◆ **WHAT IS NEEDED**: Transcribe all records exactly.

-*-*-

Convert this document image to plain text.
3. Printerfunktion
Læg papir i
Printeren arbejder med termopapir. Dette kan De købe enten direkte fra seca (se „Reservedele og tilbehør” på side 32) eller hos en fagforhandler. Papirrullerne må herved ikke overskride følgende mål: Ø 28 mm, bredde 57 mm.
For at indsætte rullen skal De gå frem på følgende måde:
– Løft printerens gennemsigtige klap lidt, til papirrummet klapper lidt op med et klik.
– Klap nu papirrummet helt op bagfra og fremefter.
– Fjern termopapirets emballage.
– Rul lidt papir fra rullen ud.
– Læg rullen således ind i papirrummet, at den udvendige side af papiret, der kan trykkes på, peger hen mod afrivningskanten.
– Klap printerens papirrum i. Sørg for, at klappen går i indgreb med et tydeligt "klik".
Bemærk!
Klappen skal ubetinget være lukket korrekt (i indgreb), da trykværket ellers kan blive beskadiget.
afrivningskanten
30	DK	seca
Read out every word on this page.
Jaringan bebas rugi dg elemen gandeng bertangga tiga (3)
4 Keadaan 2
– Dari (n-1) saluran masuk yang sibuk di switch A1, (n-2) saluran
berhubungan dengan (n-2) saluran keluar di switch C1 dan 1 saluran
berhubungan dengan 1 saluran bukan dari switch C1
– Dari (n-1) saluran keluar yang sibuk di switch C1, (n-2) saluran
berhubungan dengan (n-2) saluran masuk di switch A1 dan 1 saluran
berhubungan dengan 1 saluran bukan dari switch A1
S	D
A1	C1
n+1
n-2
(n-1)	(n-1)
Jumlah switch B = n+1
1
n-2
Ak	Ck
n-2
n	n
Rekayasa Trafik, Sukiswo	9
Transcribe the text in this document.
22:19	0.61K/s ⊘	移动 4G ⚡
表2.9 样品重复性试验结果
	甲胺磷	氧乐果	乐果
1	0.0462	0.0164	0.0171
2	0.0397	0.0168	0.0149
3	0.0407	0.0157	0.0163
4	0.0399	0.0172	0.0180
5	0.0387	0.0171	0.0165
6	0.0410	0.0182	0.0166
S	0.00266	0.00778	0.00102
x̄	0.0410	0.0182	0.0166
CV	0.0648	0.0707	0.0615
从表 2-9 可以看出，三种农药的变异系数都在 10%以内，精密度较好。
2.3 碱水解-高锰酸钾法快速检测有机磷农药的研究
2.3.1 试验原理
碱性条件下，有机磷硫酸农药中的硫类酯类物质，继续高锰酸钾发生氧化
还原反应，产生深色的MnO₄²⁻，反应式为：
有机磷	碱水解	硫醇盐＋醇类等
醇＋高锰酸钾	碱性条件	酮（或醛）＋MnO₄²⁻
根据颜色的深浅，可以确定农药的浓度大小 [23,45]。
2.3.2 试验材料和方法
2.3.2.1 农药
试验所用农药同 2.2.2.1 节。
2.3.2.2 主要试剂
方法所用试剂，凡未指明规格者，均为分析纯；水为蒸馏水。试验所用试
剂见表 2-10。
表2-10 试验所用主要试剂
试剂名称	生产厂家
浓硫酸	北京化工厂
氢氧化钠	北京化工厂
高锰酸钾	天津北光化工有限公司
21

-*-*-

◆ **EXPECTED OUTPUT**:
Convert this document image to plain text.
3. Printerfunktion
Læg papir i
Printeren arbejder med termopapir. Dette kan De købe enten direkte fra seca (se „Reservedele og tilbehør” på side 32) eller hos en fagforhandler. Papirrullerne må herved ikke overskride følgende mål: Ø 28 mm, bredde 57 mm.
For at indsætte rullen skal De gå frem på følgende måde:
– Løft printerens gennemsigtige klap lidt, til papirrummet klapper lidt op med et klik.
– Klap nu papirrummet helt op bagfra og fremefter.
– Fjern termopapirets emballage.
– Rul lidt papir fra rullen ud.
– Læg rullen således ind i papirrummet, at den udvendige side af papiret, der kan trykkes på, peger hen mod afrivningskanten.
– Klap printerens papirrum i. Sørg for, at klappen går i indgreb med et tydeligt "klik".
Bemærk!
Klappen skal ubetinget være lukket korrekt (i indgreb), da trykværket ellers kan blive beskadiget.
afrivningskanten
30	DK	seca
Read out every word on this page.
Jaringan bebas rugi dg elemen gandeng bertangga tiga (3)
4 Keadaan 2
– Dari (n-1) saluran masuk yang sibuk di switch A1, (n-2) saluran
berhubungan dengan (n-2) saluran keluar di switch C1 dan 1 saluran
berhubungan dengan 1 saluran bukan dari switch C1
– Dari (n-1) saluran keluar yang sibuk di switch C1, (n-2) saluran
berhubungan dengan (n-2) saluran masuk di switch A1 dan 1 saluran
berhubungan dengan 1 saluran bukan dari switch A1
S	D
A1	C1
n+1
n-2
(n-1)	(n-1)
Jumlah switch B = n+1
1
n-2
Ak	Ck
n-2
n	n
Rekayasa Trafik, Sukiswo	9
Transcribe the text in this document.
22:19	0.61K/s ⊘	移动 4G ⚡
表2.9 样品重复性试验结果
	甲胺磷	氧乐果	乐果
1	0.0462	0.0164	0.0171
2	0.0397	0.0168	0.0149
3	0.0407	0.0157	0.0163
4	0.0399	0.0172	0.0180
5	0.0387	0.0171	0.0165
6	0.0410	0.0182	0.0166
S	0.00266	0.00778	0.00102
x̄	0.0410	0.0182	0.0166
CV	0.0648	0.0707	0.0615
从表 2-9 可以看出，三种农药的变异系数都在 10%以内，精密度较好。
2.3 碱水解-高锰酸钾法快速检测有机磷农药的研究
2.3.1 试验原理
碱性条件下，有机磷硫酸农药中的硫类酯类物质，继续高锰酸钾发生氧化
还原反应，产生深色的MnO₄²⁻，反应式为：
有机磷	碱水解	硫醇盐＋醇类等
醇＋高锰酸钾	碱性条件	酮（或醛）＋MnO₄²⁻
根据颜色的深浅，可以确定农药的浓度大小 [23,45]。
2.3.2 试验材料和方法
2.3.2.1 农药
试验所用农药同 2.2.2.1 节。
2.3.2.2 主要试剂
方法所用试剂，凡未指明规格者，均为分析纯；水为蒸馏水。试验所用试
剂见表 2-10。
表2-10 试验所用主要试剂
试剂名称	生产厂家
浓硫酸	北京化工厂
氢氧化钠	北京化工厂
高锰酸钾	天津北光化工有限公司
21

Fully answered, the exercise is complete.